» **EXERCISE**
All the entries need to be quoted exactly, apart from the pictures, which you should drop.

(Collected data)
----

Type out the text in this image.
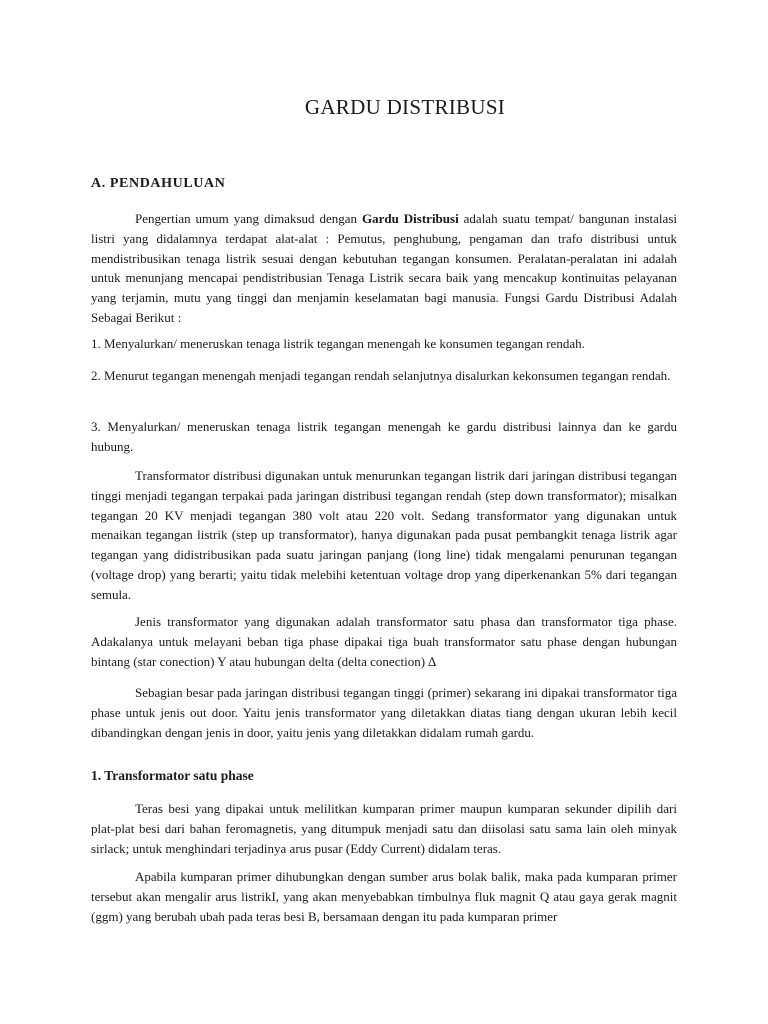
GARDU DISTRIBUSI
A. PENDAHULUAN

Pengertian umum yang dimaksud dengan Gardu Distribusi adalah suatu tempat/ bangunan instalasi listri yang didalamnya terdapat alat-alat : Pemutus, penghubung, pengaman dan trafo distribusi untuk mendistribusikan tenaga listrik sesuai dengan kebutuhan tegangan konsumen. Peralatan-peralatan ini adalah untuk menunjang mencapai pendistribusian Tenaga Listrik secara baik yang mencakup kontinuitas pelayanan yang terjamin, mutu yang tinggi dan menjamin keselamatan bagi manusia. Fungsi Gardu Distribusi Adalah Sebagai Berikut :

1. Menyalurkan/ meneruskan tenaga listrik tegangan menengah ke konsumen tegangan rendah.

2. Menurut tegangan menengah menjadi tegangan rendah selanjutnya disalurkan kekonsumen tegangan rendah.

3. Menyalurkan/ meneruskan tenaga listrik tegangan menengah ke gardu distribusi lainnya dan ke gardu hubung.

Transformator distribusi digunakan untuk menurunkan tegangan listrik dari jaringan distribusi tegangan tinggi menjadi tegangan terpakai pada jaringan distribusi tegangan rendah (step down transformator); misalkan tegangan 20 KV menjadi tegangan 380 volt atau 220 volt. Sedang transformator yang digunakan untuk menaikan tegangan listrik (step up transformator), hanya digunakan pada pusat pembangkit tenaga listrik agar tegangan yang didistribusikan pada suatu jaringan panjang (long line) tidak mengalami penurunan tegangan (voltage drop) yang berarti; yaitu tidak melebihi ketentuan voltage drop yang diperkenankan 5% dari tegangan semula.

Jenis transformator yang digunakan adalah transformator satu phasa dan transformator tiga phase. Adakalanya untuk melayani beban tiga phase dipakai tiga buah transformator satu phase dengan hubungan bintang (star conection) Y atau hubungan delta (delta conection) ∆

Sebagian besar pada jaringan distribusi tegangan tinggi (primer) sekarang ini dipakai transformator tiga phase untuk jenis out door. Yaitu jenis transformator yang diletakkan diatas tiang dengan ukuran lebih kecil dibandingkan dengan jenis in door, yaitu jenis yang diletakkan didalam rumah gardu.

1. Transformator satu phase

Teras besi yang dipakai untuk melilitkan kumparan primer maupun kumparan sekunder dipilih dari plat-plat besi dari bahan feromagnetis, yang ditumpuk menjadi satu dan diisolasi satu sama lain oleh minyak sirlack; untuk menghindari terjadinya arus pusar (Eddy Current) didalam teras.

Apabila kumparan primer dihubungkan dengan sumber arus bolak balik, maka pada kumparan primer tersebut akan mengalir arus listrikI, yang akan menyebabkan timbulnya fluk magnit Q atau gaya gerak magnit (ggm) yang berubah ubah pada teras besi B, bersamaan dengan itu pada kumparan primer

----

» **RESULT OF THE EXERCISE**
Type out the text in this image.
GARDU DISTRIBUSI
A. PENDAHULUAN

Pengertian umum yang dimaksud dengan Gardu Distribusi adalah suatu tempat/ bangunan instalasi listri yang didalamnya terdapat alat-alat : Pemutus, penghubung, pengaman dan trafo distribusi untuk mendistribusikan tenaga listrik sesuai dengan kebutuhan tegangan konsumen. Peralatan-peralatan ini adalah untuk menunjang mencapai pendistribusian Tenaga Listrik secara baik yang mencakup kontinuitas pelayanan yang terjamin, mutu yang tinggi dan menjamin keselamatan bagi manusia. Fungsi Gardu Distribusi Adalah Sebagai Berikut :

1. Menyalurkan/ meneruskan tenaga listrik tegangan menengah ke konsumen tegangan rendah.

2. Menurut tegangan menengah menjadi tegangan rendah selanjutnya disalurkan kekonsumen tegangan rendah.

3. Menyalurkan/ meneruskan tenaga listrik tegangan menengah ke gardu distribusi lainnya dan ke gardu hubung.

Transformator distribusi digunakan untuk menurunkan tegangan listrik dari jaringan distribusi tegangan tinggi menjadi tegangan terpakai pada jaringan distribusi tegangan rendah (step down transformator); misalkan tegangan 20 KV menjadi tegangan 380 volt atau 220 volt. Sedang transformator yang digunakan untuk menaikan tegangan listrik (step up transformator), hanya digunakan pada pusat pembangkit tenaga listrik agar tegangan yang didistribusikan pada suatu jaringan panjang (long line) tidak mengalami penurunan tegangan (voltage drop) yang berarti; yaitu tidak melebihi ketentuan voltage drop yang diperkenankan 5% dari tegangan semula.

Jenis transformator yang digunakan adalah transformator satu phasa dan transformator tiga phase. Adakalanya untuk melayani beban tiga phase dipakai tiga buah transformator satu phase dengan hubungan bintang (star conection) Y atau hubungan delta (delta conection) ∆

Sebagian besar pada jaringan distribusi tegangan tinggi (primer) sekarang ini dipakai transformator tiga phase untuk jenis out door. Yaitu jenis transformator yang diletakkan diatas tiang dengan ukuran lebih kecil dibandingkan dengan jenis in door, yaitu jenis yang diletakkan didalam rumah gardu.

1. Transformator satu phase

Teras besi yang dipakai untuk melilitkan kumparan primer maupun kumparan sekunder dipilih dari plat-plat besi dari bahan feromagnetis, yang ditumpuk menjadi satu dan diisolasi satu sama lain oleh minyak sirlack; untuk menghindari terjadinya arus pusar (Eddy Current) didalam teras.

Apabila kumparan primer dihubungkan dengan sumber arus bolak balik, maka pada kumparan primer tersebut akan mengalir arus listrikI, yang akan menyebabkan timbulnya fluk magnit Q atau gaya gerak magnit (ggm) yang berubah ubah pada teras besi B, bersamaan dengan itu pada kumparan primer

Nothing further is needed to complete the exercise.